---- TEXT PASSAGE

In the movement to destigmatize sex work, Sean Baker is leading the charge. All four of his feature films have been about sex workers, and they make that job seem much like other jobs. For the prostitutes of Tangerine and The Florida Project and the porn actors of Starlet and his new film, Red Rocket, the work is degrading at times, boring at others, and can wreak havoc on a personal life, but it’s a way to pay the bills. Don’t underestimate what that means in this economy. Red Rocket is different in that the sex worker in question is a man, and the same week that Paul Thomas Anderson opens a film about an age-inappropriate friendship, Baker opens this one that’s altogether funnier.
The story takes place in summer 2016, when a beaten-up Mikey Saber (Simon Rex) returns to his home in Texas City after 15 years working in adult films in L.A. He moves back in with his wife (Bree Elrod), a former porn star whom he never bothered to divorce, and surprisingly fulfills his promise to pay rent by selling weed to the refinery workers at the donut shop where they hang out — why are so many of Baker’s movies set at donut shops? Anyway, working at that shop is Strawberry (Suzanna Son), a red-haired 17-year-old girl who flirts with him behind the counter and then grabs his penis one day. Mikey thinks this is too good to be true.

--------
---- DATA SECTION

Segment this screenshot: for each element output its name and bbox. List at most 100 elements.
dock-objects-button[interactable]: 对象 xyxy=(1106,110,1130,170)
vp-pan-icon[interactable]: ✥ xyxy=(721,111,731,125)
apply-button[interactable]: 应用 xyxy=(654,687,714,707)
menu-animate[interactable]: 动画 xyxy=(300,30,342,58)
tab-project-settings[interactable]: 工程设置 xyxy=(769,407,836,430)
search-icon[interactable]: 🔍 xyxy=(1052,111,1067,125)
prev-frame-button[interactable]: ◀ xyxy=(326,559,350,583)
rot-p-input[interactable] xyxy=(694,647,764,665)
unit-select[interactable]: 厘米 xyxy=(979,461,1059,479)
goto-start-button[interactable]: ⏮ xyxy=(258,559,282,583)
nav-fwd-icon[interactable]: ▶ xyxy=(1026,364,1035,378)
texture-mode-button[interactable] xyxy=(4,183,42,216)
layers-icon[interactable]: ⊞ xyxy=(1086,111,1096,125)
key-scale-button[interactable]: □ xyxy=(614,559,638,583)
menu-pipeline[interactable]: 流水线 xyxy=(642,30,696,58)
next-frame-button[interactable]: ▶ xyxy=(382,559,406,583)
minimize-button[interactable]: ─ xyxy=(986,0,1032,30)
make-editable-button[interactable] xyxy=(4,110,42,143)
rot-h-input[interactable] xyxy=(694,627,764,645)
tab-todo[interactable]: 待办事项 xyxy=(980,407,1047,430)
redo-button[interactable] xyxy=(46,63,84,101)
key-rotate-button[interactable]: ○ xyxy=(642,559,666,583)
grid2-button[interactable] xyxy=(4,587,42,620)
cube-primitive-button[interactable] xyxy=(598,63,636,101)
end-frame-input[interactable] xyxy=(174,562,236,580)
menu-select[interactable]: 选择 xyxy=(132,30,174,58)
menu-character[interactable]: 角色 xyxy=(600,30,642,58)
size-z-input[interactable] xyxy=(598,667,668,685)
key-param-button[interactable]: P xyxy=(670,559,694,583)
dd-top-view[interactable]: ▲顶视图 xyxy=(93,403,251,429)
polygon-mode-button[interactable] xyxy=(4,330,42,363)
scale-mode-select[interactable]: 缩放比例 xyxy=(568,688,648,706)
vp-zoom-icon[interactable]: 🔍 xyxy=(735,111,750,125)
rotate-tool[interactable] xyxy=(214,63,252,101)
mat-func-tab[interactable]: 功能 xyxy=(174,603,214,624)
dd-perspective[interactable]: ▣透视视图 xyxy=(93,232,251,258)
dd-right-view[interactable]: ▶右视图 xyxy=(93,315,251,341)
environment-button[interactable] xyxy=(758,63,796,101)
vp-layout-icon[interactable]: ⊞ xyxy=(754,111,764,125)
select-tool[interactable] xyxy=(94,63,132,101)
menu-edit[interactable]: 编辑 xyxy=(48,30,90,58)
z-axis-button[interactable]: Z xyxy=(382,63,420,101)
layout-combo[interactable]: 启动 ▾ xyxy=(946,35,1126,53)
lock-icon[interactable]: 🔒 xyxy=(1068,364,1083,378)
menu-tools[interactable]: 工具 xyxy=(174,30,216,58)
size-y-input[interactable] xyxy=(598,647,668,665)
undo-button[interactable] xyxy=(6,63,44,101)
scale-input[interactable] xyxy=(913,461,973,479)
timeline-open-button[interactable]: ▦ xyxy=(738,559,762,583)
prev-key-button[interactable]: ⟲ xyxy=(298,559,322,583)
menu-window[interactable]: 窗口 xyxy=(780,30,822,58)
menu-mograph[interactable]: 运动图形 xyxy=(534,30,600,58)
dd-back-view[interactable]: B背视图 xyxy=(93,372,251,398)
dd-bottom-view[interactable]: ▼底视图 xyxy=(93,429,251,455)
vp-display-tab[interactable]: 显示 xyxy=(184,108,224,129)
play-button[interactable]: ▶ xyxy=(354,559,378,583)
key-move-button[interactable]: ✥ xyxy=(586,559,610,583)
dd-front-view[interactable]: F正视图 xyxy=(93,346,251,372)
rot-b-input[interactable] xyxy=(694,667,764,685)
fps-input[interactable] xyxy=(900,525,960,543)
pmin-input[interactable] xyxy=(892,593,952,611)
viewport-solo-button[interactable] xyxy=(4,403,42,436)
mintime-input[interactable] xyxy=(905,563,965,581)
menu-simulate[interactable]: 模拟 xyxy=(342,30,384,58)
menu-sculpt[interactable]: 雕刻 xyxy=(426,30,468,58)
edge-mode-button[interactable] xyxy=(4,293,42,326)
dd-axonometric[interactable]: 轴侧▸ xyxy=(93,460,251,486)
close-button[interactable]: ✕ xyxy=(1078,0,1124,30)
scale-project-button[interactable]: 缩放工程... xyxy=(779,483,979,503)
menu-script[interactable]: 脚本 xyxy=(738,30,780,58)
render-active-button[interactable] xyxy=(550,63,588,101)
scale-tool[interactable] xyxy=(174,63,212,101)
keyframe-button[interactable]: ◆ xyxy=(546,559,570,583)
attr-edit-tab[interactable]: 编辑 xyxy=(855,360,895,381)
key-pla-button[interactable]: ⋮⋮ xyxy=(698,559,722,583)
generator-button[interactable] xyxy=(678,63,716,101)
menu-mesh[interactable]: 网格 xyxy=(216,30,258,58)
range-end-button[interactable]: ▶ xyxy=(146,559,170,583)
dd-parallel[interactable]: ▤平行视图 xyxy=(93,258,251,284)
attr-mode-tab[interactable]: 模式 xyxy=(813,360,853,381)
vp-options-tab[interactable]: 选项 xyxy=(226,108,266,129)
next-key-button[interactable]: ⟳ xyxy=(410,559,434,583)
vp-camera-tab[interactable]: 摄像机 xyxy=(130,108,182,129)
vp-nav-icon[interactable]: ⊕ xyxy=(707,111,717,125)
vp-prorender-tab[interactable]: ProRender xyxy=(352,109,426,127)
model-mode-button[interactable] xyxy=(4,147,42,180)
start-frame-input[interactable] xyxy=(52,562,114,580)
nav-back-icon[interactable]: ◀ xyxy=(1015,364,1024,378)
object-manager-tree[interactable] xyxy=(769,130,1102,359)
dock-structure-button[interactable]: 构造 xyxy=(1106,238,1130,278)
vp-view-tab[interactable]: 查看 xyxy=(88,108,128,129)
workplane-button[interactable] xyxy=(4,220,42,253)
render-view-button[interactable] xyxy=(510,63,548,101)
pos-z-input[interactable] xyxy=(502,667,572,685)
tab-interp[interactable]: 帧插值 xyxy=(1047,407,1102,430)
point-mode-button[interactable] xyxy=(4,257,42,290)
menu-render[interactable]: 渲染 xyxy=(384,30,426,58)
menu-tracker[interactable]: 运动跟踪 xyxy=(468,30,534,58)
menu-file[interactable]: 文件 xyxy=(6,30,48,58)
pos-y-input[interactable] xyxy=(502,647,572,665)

--------

EXERCISE REQUIREMENTS:
a) Summarize the Red Rocket review in two sentences.
b) Extend the Red Rocket review, picking up right after its final sentence.
The listing is not needed for what follows the review.

ANSWERS TO THIS EXERCISE:
a) All four of Sean Baker's feature films are about sex workers and present their work as a way to pay the bills, and his new film, Red Rocket, differs in that its sex worker is a man. Set in summer 2016, it follows Mikey Saber, who returns to Texas City after 15 years in adult films, moves back in with his wife, sells weed to refinery workers at a donut shop, and meets Strawberry, a 17-year-old who works there and flirts with him.

b)
You’re probably getting a sense of why people want to beat him up all the time. Even so, Mikey sees Strawberry as his ticket back to L.A. — she’s pretty, she loves sex, she exudes youthful vibrancy, she thinks it’s cool when she finds out that Mikey is a porn star, she’s willing to make a sex tape with him, and a few weeks short of her 18th birthday, she’ll soon be legal to work in the industry. Never mind that she’s lukewarm at best when Mikey brings up the possibility of a porn career, or that, y’know, he’s still married to a woman he depends on for food and shelter. He’s starry-eyed at the prospect of managing someone he calls “a Sasha Grey/Jenna Jameson-level find.”
Rex was a porn star in real life, though he does have experience in quote-unquote legitimate filmmaking, acting in several of the Scary Movie sequels. (Maybe you recall him rapping for a Black crowd while wearing a white hoodie that comes to an unfortunate point.) He excels as the motor-mouthed Mikey, who always seems to have a litany of excuses about why he’s in his latest trouble. He’s matched by the incandescent Son, making her feature film debut.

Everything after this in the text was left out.